*WRITTEN EXERCISE 1*
Return the rows below verbatim, starting at the first row and ending at the row that contains "y-axis-label: 20-ft wind".

*SOURCE DOCUMENT*

_ _ _ _ _

3 During the course of inquiry, I.O PSI Ravi Kant visited the residence

of deceased Joyti Devi, prepared a site plan of the place of occurrence, took

possession of the dead body, prepared a possession memo and conducted post

mortem examination through Board of Doctors of CHC Ramgarh. During

postmortem, a dead born-baby was separated from the body of deceased. Viscera

samples were obtained for chemical analysis and submitted to FSL Jammu.

Subsequently, statements of witnesses were recorded under Section 175 CrPC.

The investigation was then handed over to PSI Anjum Hussain Shah, who

completed the inquest proceedings and submitted a finding report recommending

the lodging of an FIR. Based on the said findings, cognizance of offences under

Sections 304-B/313 IPC was taken against the petitioner and the

co-accused.

4 As per the statements of parents of the deceased recorded under

Section 164 CrPC, the deceased had allegedly been administered poison by her in-

laws. However, no such evidence was found at the place of occurrence during the

inquest proceedings. Investigation further revealed that the deceased had

consumed poison herself as a result of being subjected to cruelty and harassment

in connection with dowry demands within seven years of her marriage. Based on

the investigation, offences under Sections 304-B and 313 IPC were established

against the petitioner and the co-accused, namely Sat Pal, Parshotam Lal, Lovely

Rani and Darshana Devi. The chargesheet was filed before the trial court on

12.12.2023.

_ _ _ _ _

*SOURCE DATA*

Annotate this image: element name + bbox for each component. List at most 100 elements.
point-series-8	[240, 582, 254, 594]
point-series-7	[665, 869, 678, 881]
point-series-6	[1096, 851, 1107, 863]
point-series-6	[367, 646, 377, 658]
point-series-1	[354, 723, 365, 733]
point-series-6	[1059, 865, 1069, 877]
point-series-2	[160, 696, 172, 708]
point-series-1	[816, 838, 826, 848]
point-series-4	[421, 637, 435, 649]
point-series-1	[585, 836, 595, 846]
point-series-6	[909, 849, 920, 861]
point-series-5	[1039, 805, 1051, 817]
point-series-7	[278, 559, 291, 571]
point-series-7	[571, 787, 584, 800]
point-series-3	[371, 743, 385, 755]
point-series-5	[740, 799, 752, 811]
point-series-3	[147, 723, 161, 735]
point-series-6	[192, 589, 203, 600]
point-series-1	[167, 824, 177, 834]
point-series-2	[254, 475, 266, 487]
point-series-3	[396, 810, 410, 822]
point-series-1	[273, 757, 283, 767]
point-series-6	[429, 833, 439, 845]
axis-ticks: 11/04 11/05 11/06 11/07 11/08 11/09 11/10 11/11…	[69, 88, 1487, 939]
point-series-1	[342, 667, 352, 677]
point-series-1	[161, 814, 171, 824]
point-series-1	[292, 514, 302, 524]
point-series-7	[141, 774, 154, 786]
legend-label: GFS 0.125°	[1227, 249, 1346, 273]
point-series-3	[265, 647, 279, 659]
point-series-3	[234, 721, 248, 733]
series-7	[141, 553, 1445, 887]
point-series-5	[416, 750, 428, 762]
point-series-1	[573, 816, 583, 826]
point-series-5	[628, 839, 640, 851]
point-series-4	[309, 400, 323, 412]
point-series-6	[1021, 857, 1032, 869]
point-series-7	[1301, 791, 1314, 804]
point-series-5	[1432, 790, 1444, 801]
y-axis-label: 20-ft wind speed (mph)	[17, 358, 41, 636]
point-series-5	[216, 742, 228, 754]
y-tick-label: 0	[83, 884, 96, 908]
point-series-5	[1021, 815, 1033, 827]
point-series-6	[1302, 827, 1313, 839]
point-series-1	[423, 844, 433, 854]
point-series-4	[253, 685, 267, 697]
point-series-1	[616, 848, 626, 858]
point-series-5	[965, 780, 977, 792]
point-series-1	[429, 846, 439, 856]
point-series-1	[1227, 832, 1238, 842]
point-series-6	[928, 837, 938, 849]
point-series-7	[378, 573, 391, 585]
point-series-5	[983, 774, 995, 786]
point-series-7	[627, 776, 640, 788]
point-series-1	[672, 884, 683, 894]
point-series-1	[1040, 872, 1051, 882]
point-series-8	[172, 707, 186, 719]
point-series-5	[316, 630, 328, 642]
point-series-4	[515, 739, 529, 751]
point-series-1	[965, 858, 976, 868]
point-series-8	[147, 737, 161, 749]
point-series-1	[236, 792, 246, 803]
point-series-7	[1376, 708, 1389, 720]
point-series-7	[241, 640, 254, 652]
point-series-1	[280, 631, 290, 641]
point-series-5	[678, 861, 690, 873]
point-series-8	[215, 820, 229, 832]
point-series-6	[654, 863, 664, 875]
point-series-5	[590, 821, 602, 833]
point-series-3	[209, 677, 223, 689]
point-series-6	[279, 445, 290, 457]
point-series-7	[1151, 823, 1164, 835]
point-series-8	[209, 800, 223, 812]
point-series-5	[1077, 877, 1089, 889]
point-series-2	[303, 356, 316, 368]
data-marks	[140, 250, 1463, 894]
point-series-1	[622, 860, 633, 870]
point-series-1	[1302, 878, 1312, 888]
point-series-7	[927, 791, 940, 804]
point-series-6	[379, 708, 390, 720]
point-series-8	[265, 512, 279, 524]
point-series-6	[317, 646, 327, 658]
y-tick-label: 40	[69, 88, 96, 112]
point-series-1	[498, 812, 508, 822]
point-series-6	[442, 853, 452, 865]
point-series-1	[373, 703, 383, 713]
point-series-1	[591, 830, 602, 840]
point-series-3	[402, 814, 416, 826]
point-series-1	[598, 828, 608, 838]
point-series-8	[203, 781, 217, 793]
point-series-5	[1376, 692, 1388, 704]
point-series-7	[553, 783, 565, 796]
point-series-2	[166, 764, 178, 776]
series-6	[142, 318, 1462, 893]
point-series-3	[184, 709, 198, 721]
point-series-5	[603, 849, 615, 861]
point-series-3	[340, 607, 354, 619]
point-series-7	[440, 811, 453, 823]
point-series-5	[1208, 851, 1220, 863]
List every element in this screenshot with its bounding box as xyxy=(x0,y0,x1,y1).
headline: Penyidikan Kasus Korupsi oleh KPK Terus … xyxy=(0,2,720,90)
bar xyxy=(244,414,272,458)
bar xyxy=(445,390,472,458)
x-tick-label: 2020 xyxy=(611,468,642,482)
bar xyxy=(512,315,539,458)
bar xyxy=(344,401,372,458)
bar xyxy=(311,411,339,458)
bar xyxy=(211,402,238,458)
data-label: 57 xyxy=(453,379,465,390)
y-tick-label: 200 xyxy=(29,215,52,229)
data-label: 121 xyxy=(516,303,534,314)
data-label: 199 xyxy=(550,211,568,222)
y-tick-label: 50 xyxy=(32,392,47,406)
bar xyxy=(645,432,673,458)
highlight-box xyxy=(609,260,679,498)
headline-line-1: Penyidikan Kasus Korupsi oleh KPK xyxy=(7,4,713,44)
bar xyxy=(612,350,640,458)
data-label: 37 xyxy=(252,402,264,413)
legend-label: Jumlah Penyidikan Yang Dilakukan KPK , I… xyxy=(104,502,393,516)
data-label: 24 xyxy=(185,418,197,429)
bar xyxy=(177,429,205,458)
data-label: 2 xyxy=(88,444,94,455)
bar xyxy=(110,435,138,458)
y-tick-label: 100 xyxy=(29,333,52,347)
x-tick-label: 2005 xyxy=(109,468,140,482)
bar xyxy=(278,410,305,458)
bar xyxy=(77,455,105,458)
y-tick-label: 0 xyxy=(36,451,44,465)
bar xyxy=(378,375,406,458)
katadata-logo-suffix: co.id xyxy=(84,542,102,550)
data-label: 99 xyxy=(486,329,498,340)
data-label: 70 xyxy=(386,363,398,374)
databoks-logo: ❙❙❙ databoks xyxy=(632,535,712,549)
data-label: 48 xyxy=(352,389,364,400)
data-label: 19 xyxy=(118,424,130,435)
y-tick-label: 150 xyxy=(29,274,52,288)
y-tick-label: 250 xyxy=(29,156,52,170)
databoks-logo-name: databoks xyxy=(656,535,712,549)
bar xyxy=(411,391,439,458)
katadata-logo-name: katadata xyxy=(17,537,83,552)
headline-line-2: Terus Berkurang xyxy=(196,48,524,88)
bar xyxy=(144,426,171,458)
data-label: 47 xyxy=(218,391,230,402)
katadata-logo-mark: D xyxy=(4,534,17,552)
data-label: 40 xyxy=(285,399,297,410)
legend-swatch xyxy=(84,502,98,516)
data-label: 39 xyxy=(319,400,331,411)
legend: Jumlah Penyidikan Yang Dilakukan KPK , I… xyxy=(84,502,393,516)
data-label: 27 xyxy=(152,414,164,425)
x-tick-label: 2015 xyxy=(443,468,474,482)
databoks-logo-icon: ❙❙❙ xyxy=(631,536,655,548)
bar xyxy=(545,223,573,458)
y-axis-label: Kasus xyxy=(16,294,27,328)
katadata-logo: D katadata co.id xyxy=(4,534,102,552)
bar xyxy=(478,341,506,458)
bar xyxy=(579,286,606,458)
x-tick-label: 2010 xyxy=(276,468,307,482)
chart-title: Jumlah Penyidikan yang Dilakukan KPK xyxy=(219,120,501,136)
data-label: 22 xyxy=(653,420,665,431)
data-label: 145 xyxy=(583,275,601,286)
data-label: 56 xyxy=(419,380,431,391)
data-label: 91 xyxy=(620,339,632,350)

_ _ _ _ _

*WRITTEN EXERCISE 2*
Retype the passage on the criminal investigation verbatim, starting at "of deceased Joyti" and ending at "to FSL Jammu.".

*TASK RESPONSE 1*
Annotate this image: element name + bbox for each component. List at most 100 elements.
point-series-8	[240, 582, 254, 594]
point-series-7	[665, 869, 678, 881]
point-series-6	[1096, 851, 1107, 863]
point-series-6	[367, 646, 377, 658]
point-series-1	[354, 723, 365, 733]
point-series-6	[1059, 865, 1069, 877]
point-series-2	[160, 696, 172, 708]
point-series-1	[816, 838, 826, 848]
point-series-4	[421, 637, 435, 649]
point-series-1	[585, 836, 595, 846]
point-series-6	[909, 849, 920, 861]
point-series-5	[1039, 805, 1051, 817]
point-series-7	[278, 559, 291, 571]
point-series-7	[571, 787, 584, 800]
point-series-3	[371, 743, 385, 755]
point-series-5	[740, 799, 752, 811]
point-series-3	[147, 723, 161, 735]
point-series-6	[192, 589, 203, 600]
point-series-1	[167, 824, 177, 834]
point-series-2	[254, 475, 266, 487]
point-series-3	[396, 810, 410, 822]
point-series-1	[273, 757, 283, 767]
point-series-6	[429, 833, 439, 845]
axis-ticks: 11/04 11/05 11/06 11/07 11/08 11/09 11/10 11/11…	[69, 88, 1487, 939]
point-series-1	[342, 667, 352, 677]
point-series-1	[161, 814, 171, 824]
point-series-1	[292, 514, 302, 524]
point-series-7	[141, 774, 154, 786]
legend-label: GFS 0.125°	[1227, 249, 1346, 273]
point-series-3	[265, 647, 279, 659]
point-series-3	[234, 721, 248, 733]
series-7	[141, 553, 1445, 887]
point-series-5	[416, 750, 428, 762]
point-series-1	[573, 816, 583, 826]
point-series-5	[628, 839, 640, 851]
point-series-4	[309, 400, 323, 412]
point-series-6	[1021, 857, 1032, 869]
point-series-7	[1301, 791, 1314, 804]
point-series-5	[1432, 790, 1444, 801]
y-axis-label: 20-ft wind speed (mph)	[17, 358, 41, 636]

*TASK RESPONSE 2*
of deceased Joyti Devi, prepared a site plan of the place of occurrence, took

possession of the dead body, prepared a possession memo and conducted post

mortem examination through Board of Doctors of CHC Ramgarh. During

postmortem, a dead born-baby was separated from the body of deceased. Viscera

samples were obtained for chemical analysis and submitted to FSL Jammu.